TO BE DONE ->
Count, in the entries, the lines with "XAUUSD". Answer with the number only.

MATERIALS PROVIDED ->
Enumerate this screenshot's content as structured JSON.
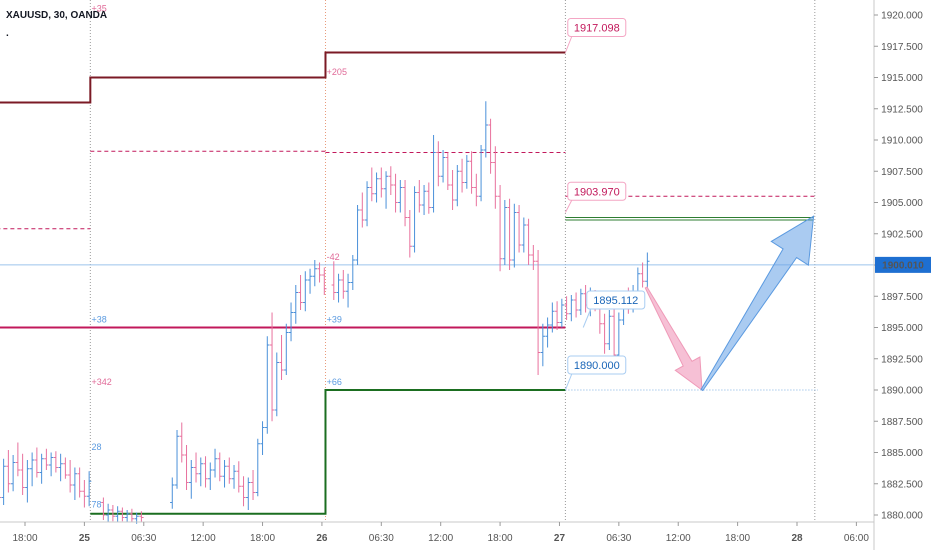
{
  "header": {
    "symbol": "XAUUSD, 30, OANDA",
    "dot": "."
  },
  "colors": {
    "up": "#4a90d9",
    "down": "#e8719d",
    "pivot_r": "#7b1a25",
    "pivot_p": "#c2185b",
    "pivot_s": "#1b6e20",
    "axis": "#555555",
    "session": "#b0b0b0",
    "current": "#1e6fd1"
  },
  "chart_data": {
    "type": "candlestick",
    "title": "XAUUSD, 30, OANDA",
    "ylim": [
      1879.3,
      1921.3
    ],
    "x_range": [
      -1,
      69
    ],
    "y_ticks": [
      1880,
      1882.5,
      1885,
      1887.5,
      1890,
      1892.5,
      1895,
      1897.5,
      1900,
      1902.5,
      1905,
      1907.5,
      1910,
      1912.5,
      1915,
      1917.5,
      1920
    ],
    "y_tick_labels": [
      "1880.000",
      "1882.500",
      "1885.000",
      "1887.500",
      "1890.000",
      "1892.500",
      "1895.000",
      "1897.500",
      "1900.000",
      "1902.500",
      "1905.000",
      "1907.500",
      "1910.000",
      "1912.500",
      "1915.000",
      "1917.500",
      "1920.000"
    ],
    "x_ticks": [
      {
        "label": "18:00",
        "x": 2
      },
      {
        "label": "25",
        "x": 7
      },
      {
        "label": "06:30",
        "x": 12
      },
      {
        "label": "12:00",
        "x": 17
      },
      {
        "label": "18:00",
        "x": 22
      },
      {
        "label": "26",
        "x": 27
      },
      {
        "label": "06:30",
        "x": 32
      },
      {
        "label": "12:00",
        "x": 37
      },
      {
        "label": "18:00",
        "x": 42
      },
      {
        "label": "27",
        "x": 47
      },
      {
        "label": "06:30",
        "x": 52
      },
      {
        "label": "12:00",
        "x": 57
      },
      {
        "label": "18:00",
        "x": 62
      },
      {
        "label": "28",
        "x": 67
      },
      {
        "label": "06:00",
        "x": 72
      }
    ],
    "session_breaks": [
      7.5,
      27.3,
      47.5,
      68.5
    ],
    "current_price": 1900.01,
    "current_price_label": "1900.010",
    "candles": [
      [
        -0.6,
        1885.5,
        1886.4,
        1882.0,
        1883.0
      ],
      [
        -0.2,
        1883.0,
        1884.2,
        1880.6,
        1881.4
      ],
      [
        0.2,
        1881.4,
        1884.5,
        1880.8,
        1883.9
      ],
      [
        0.6,
        1883.9,
        1885.2,
        1881.8,
        1882.5
      ],
      [
        1.0,
        1882.5,
        1884.8,
        1881.9,
        1884.2
      ],
      [
        1.4,
        1884.2,
        1885.8,
        1883.1,
        1883.6
      ],
      [
        1.8,
        1883.6,
        1884.9,
        1881.6,
        1882.2
      ],
      [
        2.2,
        1882.2,
        1884.4,
        1881.0,
        1883.7
      ],
      [
        2.6,
        1883.7,
        1885.0,
        1882.3,
        1884.4
      ],
      [
        3.0,
        1884.4,
        1885.4,
        1883.0,
        1883.4
      ],
      [
        3.4,
        1883.4,
        1884.9,
        1882.5,
        1884.5
      ],
      [
        3.8,
        1884.5,
        1885.3,
        1883.6,
        1884.0
      ],
      [
        4.2,
        1884.0,
        1885.0,
        1883.1,
        1884.6
      ],
      [
        4.6,
        1884.6,
        1885.1,
        1883.4,
        1883.8
      ],
      [
        5.0,
        1883.8,
        1884.9,
        1882.7,
        1884.1
      ],
      [
        5.4,
        1884.1,
        1884.6,
        1882.9,
        1883.2
      ],
      [
        5.8,
        1883.2,
        1884.4,
        1881.8,
        1882.4
      ],
      [
        6.2,
        1882.4,
        1883.8,
        1881.2,
        1883.3
      ],
      [
        6.6,
        1883.3,
        1883.8,
        1881.4,
        1881.9
      ],
      [
        7.0,
        1881.9,
        1882.8,
        1880.6,
        1881.5
      ],
      [
        7.4,
        1881.5,
        1883.5,
        1880.7,
        1882.7
      ],
      [
        8.6,
        1881.0,
        1881.4,
        1879.6,
        1880.0
      ],
      [
        9.0,
        1880.0,
        1880.9,
        1879.4,
        1880.4
      ],
      [
        9.4,
        1880.4,
        1880.8,
        1879.5,
        1879.9
      ],
      [
        9.8,
        1879.9,
        1880.7,
        1879.4,
        1880.3
      ],
      [
        10.2,
        1880.3,
        1880.6,
        1879.5,
        1879.8
      ],
      [
        10.6,
        1879.8,
        1880.4,
        1879.4,
        1880.1
      ],
      [
        11.0,
        1880.1,
        1880.5,
        1879.4,
        1879.7
      ],
      [
        11.4,
        1879.7,
        1880.2,
        1879.3,
        1879.9
      ],
      [
        11.8,
        1879.9,
        1880.3,
        1879.4,
        1879.8
      ],
      [
        14.4,
        1881.0,
        1883.0,
        1880.5,
        1882.4
      ],
      [
        14.8,
        1882.4,
        1886.8,
        1882.1,
        1886.3
      ],
      [
        15.2,
        1886.3,
        1887.4,
        1884.2,
        1884.8
      ],
      [
        15.6,
        1884.8,
        1885.6,
        1882.0,
        1882.6
      ],
      [
        16.0,
        1882.6,
        1884.4,
        1881.3,
        1883.8
      ],
      [
        16.4,
        1883.8,
        1885.0,
        1882.6,
        1883.3
      ],
      [
        16.8,
        1883.3,
        1884.6,
        1882.3,
        1884.1
      ],
      [
        17.2,
        1884.1,
        1884.7,
        1882.2,
        1882.9
      ],
      [
        17.6,
        1882.9,
        1884.2,
        1882.0,
        1883.6
      ],
      [
        18.0,
        1883.6,
        1885.3,
        1883.0,
        1884.5
      ],
      [
        18.4,
        1884.5,
        1885.0,
        1882.7,
        1883.1
      ],
      [
        18.8,
        1883.1,
        1884.4,
        1882.2,
        1883.9
      ],
      [
        19.2,
        1883.9,
        1884.6,
        1882.5,
        1882.9
      ],
      [
        19.6,
        1882.9,
        1884.0,
        1882.1,
        1883.5
      ],
      [
        20.0,
        1883.5,
        1884.3,
        1881.8,
        1882.3
      ],
      [
        20.4,
        1882.3,
        1883.1,
        1880.7,
        1881.4
      ],
      [
        20.8,
        1881.4,
        1883.0,
        1880.4,
        1882.6
      ],
      [
        21.2,
        1882.6,
        1883.6,
        1881.2,
        1881.8
      ],
      [
        21.6,
        1881.8,
        1886.1,
        1881.5,
        1885.7
      ],
      [
        22.0,
        1885.7,
        1887.5,
        1884.8,
        1887.0
      ],
      [
        22.4,
        1887.0,
        1894.3,
        1886.5,
        1893.6
      ],
      [
        22.8,
        1893.6,
        1896.2,
        1887.5,
        1888.4
      ],
      [
        23.2,
        1888.4,
        1893.0,
        1887.9,
        1892.2
      ],
      [
        23.6,
        1892.2,
        1894.4,
        1890.8,
        1891.6
      ],
      [
        24.0,
        1891.6,
        1895.3,
        1891.2,
        1894.6
      ],
      [
        24.4,
        1894.6,
        1897.0,
        1893.9,
        1896.2
      ],
      [
        24.8,
        1896.2,
        1898.4,
        1895.3,
        1897.8
      ],
      [
        25.2,
        1897.8,
        1899.2,
        1896.4,
        1897.0
      ],
      [
        25.6,
        1897.0,
        1899.5,
        1896.3,
        1898.8
      ],
      [
        26.0,
        1898.8,
        1899.7,
        1897.7,
        1899.1
      ],
      [
        26.4,
        1899.1,
        1900.4,
        1898.3,
        1899.7
      ],
      [
        26.8,
        1899.7,
        1900.2,
        1898.6,
        1899.2
      ],
      [
        27.2,
        1899.2,
        1899.8,
        1897.6,
        1898.1
      ],
      [
        28.0,
        1898.4,
        1900.3,
        1897.2,
        1897.8
      ],
      [
        28.4,
        1897.8,
        1899.3,
        1897.0,
        1898.8
      ],
      [
        28.8,
        1898.8,
        1899.6,
        1897.3,
        1897.9
      ],
      [
        29.2,
        1897.9,
        1899.3,
        1896.6,
        1898.6
      ],
      [
        29.6,
        1898.6,
        1900.8,
        1898.0,
        1900.4
      ],
      [
        30.0,
        1900.4,
        1904.8,
        1900.0,
        1904.4
      ],
      [
        30.4,
        1904.4,
        1905.8,
        1903.0,
        1903.6
      ],
      [
        30.8,
        1903.6,
        1906.7,
        1903.1,
        1906.2
      ],
      [
        31.2,
        1906.2,
        1907.8,
        1905.1,
        1905.7
      ],
      [
        31.6,
        1905.7,
        1907.4,
        1905.0,
        1906.9
      ],
      [
        32.0,
        1906.9,
        1907.8,
        1905.4,
        1906.1
      ],
      [
        32.4,
        1906.1,
        1907.5,
        1904.5,
        1907.1
      ],
      [
        32.8,
        1907.1,
        1907.9,
        1905.6,
        1906.4
      ],
      [
        33.2,
        1906.4,
        1907.3,
        1904.2,
        1905.0
      ],
      [
        33.6,
        1905.0,
        1906.8,
        1904.2,
        1906.2
      ],
      [
        34.0,
        1906.2,
        1906.8,
        1903.1,
        1903.8
      ],
      [
        34.4,
        1903.8,
        1904.4,
        1900.6,
        1901.5
      ],
      [
        34.8,
        1901.5,
        1906.3,
        1901.0,
        1905.8
      ],
      [
        35.2,
        1905.8,
        1906.8,
        1904.2,
        1904.8
      ],
      [
        35.6,
        1904.8,
        1906.4,
        1904.0,
        1905.9
      ],
      [
        36.0,
        1905.9,
        1906.6,
        1904.1,
        1904.6
      ],
      [
        36.4,
        1904.6,
        1910.4,
        1904.2,
        1909.0
      ],
      [
        36.8,
        1909.0,
        1909.9,
        1906.3,
        1907.1
      ],
      [
        37.2,
        1907.1,
        1909.2,
        1906.6,
        1908.6
      ],
      [
        37.6,
        1908.6,
        1909.0,
        1906.0,
        1906.4
      ],
      [
        38.0,
        1906.4,
        1907.6,
        1904.4,
        1905.2
      ],
      [
        38.4,
        1905.2,
        1908.0,
        1904.7,
        1907.5
      ],
      [
        38.8,
        1907.5,
        1908.5,
        1905.8,
        1906.6
      ],
      [
        39.2,
        1906.6,
        1908.8,
        1906.1,
        1908.3
      ],
      [
        39.6,
        1908.3,
        1909.1,
        1905.7,
        1906.2
      ],
      [
        40.0,
        1906.2,
        1907.3,
        1904.7,
        1905.5
      ],
      [
        40.4,
        1905.5,
        1909.6,
        1905.1,
        1909.2
      ],
      [
        40.8,
        1909.2,
        1913.1,
        1908.6,
        1911.2
      ],
      [
        41.2,
        1911.2,
        1911.7,
        1907.3,
        1908.2
      ],
      [
        41.6,
        1908.2,
        1909.5,
        1904.5,
        1905.5
      ],
      [
        42.0,
        1905.5,
        1906.4,
        1899.5,
        1900.5
      ],
      [
        42.4,
        1900.5,
        1905.2,
        1900.0,
        1904.6
      ],
      [
        42.8,
        1904.6,
        1905.3,
        1899.6,
        1900.4
      ],
      [
        43.2,
        1900.4,
        1904.9,
        1899.8,
        1904.2
      ],
      [
        43.6,
        1904.2,
        1904.8,
        1901.0,
        1901.6
      ],
      [
        44.0,
        1901.6,
        1903.8,
        1901.0,
        1903.2
      ],
      [
        44.4,
        1903.2,
        1903.7,
        1900.0,
        1900.8
      ],
      [
        44.8,
        1900.8,
        1901.6,
        1899.6,
        1900.3
      ],
      [
        45.2,
        1900.3,
        1901.2,
        1891.2,
        1893.0
      ],
      [
        45.6,
        1893.0,
        1895.3,
        1891.9,
        1894.3
      ],
      [
        46.0,
        1894.3,
        1895.8,
        1893.4,
        1895.2
      ],
      [
        46.4,
        1895.2,
        1897.0,
        1894.6,
        1896.3
      ],
      [
        46.8,
        1896.3,
        1897.1,
        1894.8,
        1895.4
      ],
      [
        47.2,
        1895.4,
        1897.3,
        1895.0,
        1896.8
      ],
      [
        47.6,
        1896.8,
        1897.5,
        1895.6,
        1896.1
      ],
      [
        48.0,
        1896.1,
        1897.6,
        1895.5,
        1897.2
      ],
      [
        48.4,
        1897.2,
        1897.8,
        1895.8,
        1896.4
      ],
      [
        48.8,
        1896.4,
        1898.1,
        1896.0,
        1897.7
      ],
      [
        49.2,
        1897.7,
        1898.4,
        1896.2,
        1896.8
      ],
      [
        49.6,
        1896.8,
        1898.2,
        1895.9,
        1897.6
      ],
      [
        50.0,
        1897.6,
        1898.0,
        1896.3,
        1896.9
      ],
      [
        50.4,
        1896.9,
        1897.5,
        1894.5,
        1895.3
      ],
      [
        50.8,
        1895.3,
        1896.1,
        1892.9,
        1893.7
      ],
      [
        51.2,
        1893.7,
        1896.4,
        1893.2,
        1895.9
      ],
      [
        51.6,
        1895.9,
        1896.6,
        1892.0,
        1892.8
      ],
      [
        52.0,
        1892.8,
        1896.2,
        1892.4,
        1895.6
      ],
      [
        52.4,
        1895.6,
        1897.9,
        1895.2,
        1897.4
      ],
      [
        52.8,
        1897.4,
        1898.2,
        1896.1,
        1896.7
      ],
      [
        53.2,
        1896.7,
        1898.4,
        1896.2,
        1897.9
      ],
      [
        53.6,
        1897.9,
        1899.8,
        1897.4,
        1899.3
      ],
      [
        54.0,
        1899.3,
        1900.2,
        1898.2,
        1898.7
      ],
      [
        54.4,
        1898.7,
        1901.0,
        1898.2,
        1900.3
      ]
    ],
    "pivot_levels": [
      {
        "type": "resistance",
        "style": "solid",
        "width": 2,
        "segments": [
          [
            -1,
            7.5,
            1913.0
          ],
          [
            7.5,
            27.3,
            1915.0
          ],
          [
            27.3,
            47.5,
            1917.0
          ]
        ]
      },
      {
        "type": "resistance-mid",
        "style": "dashed",
        "width": 1,
        "segments": [
          [
            -1,
            7.5,
            1902.9
          ],
          [
            7.5,
            27.3,
            1909.1
          ],
          [
            27.3,
            47.5,
            1909.0
          ],
          [
            47.5,
            68.5,
            1905.5
          ]
        ]
      },
      {
        "type": "pivot",
        "style": "solid",
        "width": 2,
        "segments": [
          [
            -1,
            47.5,
            1895.0
          ]
        ]
      },
      {
        "type": "support",
        "style": "solid",
        "width": 2,
        "segments": [
          [
            7.5,
            27.3,
            1880.1
          ],
          [
            27.3,
            47.5,
            1890.0
          ]
        ]
      }
    ],
    "green_lines": [
      1903.8,
      1903.6
    ],
    "dotted_level": 1890.0,
    "callouts": [
      {
        "text": "1917.098",
        "x": 47.7,
        "y": 1919.0,
        "color": "pink",
        "anchor_x": 47.5,
        "anchor_y": 1917.0
      },
      {
        "text": "1903.970",
        "x": 47.7,
        "y": 1905.9,
        "color": "pink",
        "anchor_x": 47.5,
        "anchor_y": 1904.2
      },
      {
        "text": "1895.112",
        "x": 49.3,
        "y": 1897.2,
        "color": "blue",
        "anchor_x": 49.0,
        "anchor_y": 1895.0
      },
      {
        "text": "1890.000",
        "x": 47.7,
        "y": 1892.0,
        "color": "blue",
        "anchor_x": 47.5,
        "anchor_y": 1890.0
      }
    ],
    "tiny_labels": [
      {
        "text": "+35",
        "x": 7.6,
        "y": 1920.3,
        "color": "pink"
      },
      {
        "text": "+38",
        "x": 7.6,
        "y": 1895.4,
        "color": "blue"
      },
      {
        "text": "+342",
        "x": 7.6,
        "y": 1890.4,
        "color": "pink"
      },
      {
        "text": "28",
        "x": 7.6,
        "y": 1885.2,
        "color": "blue"
      },
      {
        "text": "78",
        "x": 7.6,
        "y": 1880.6,
        "color": "blue"
      },
      {
        "text": "+205",
        "x": 27.4,
        "y": 1915.2,
        "color": "pink"
      },
      {
        "text": "-42",
        "x": 27.4,
        "y": 1900.4,
        "color": "pink"
      },
      {
        "text": "+39",
        "x": 27.4,
        "y": 1895.4,
        "color": "blue"
      },
      {
        "text": "+66",
        "x": 27.4,
        "y": 1890.4,
        "color": "blue"
      }
    ],
    "arrows": [
      {
        "color": "pink",
        "from": [
          54.3,
          1898.2
        ],
        "to": [
          59.0,
          1890.0
        ]
      },
      {
        "color": "blue",
        "from": [
          59.0,
          1890.0
        ],
        "to": [
          68.4,
          1903.9
        ]
      }
    ]
  }
}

SOLVED PROBLEM ->
2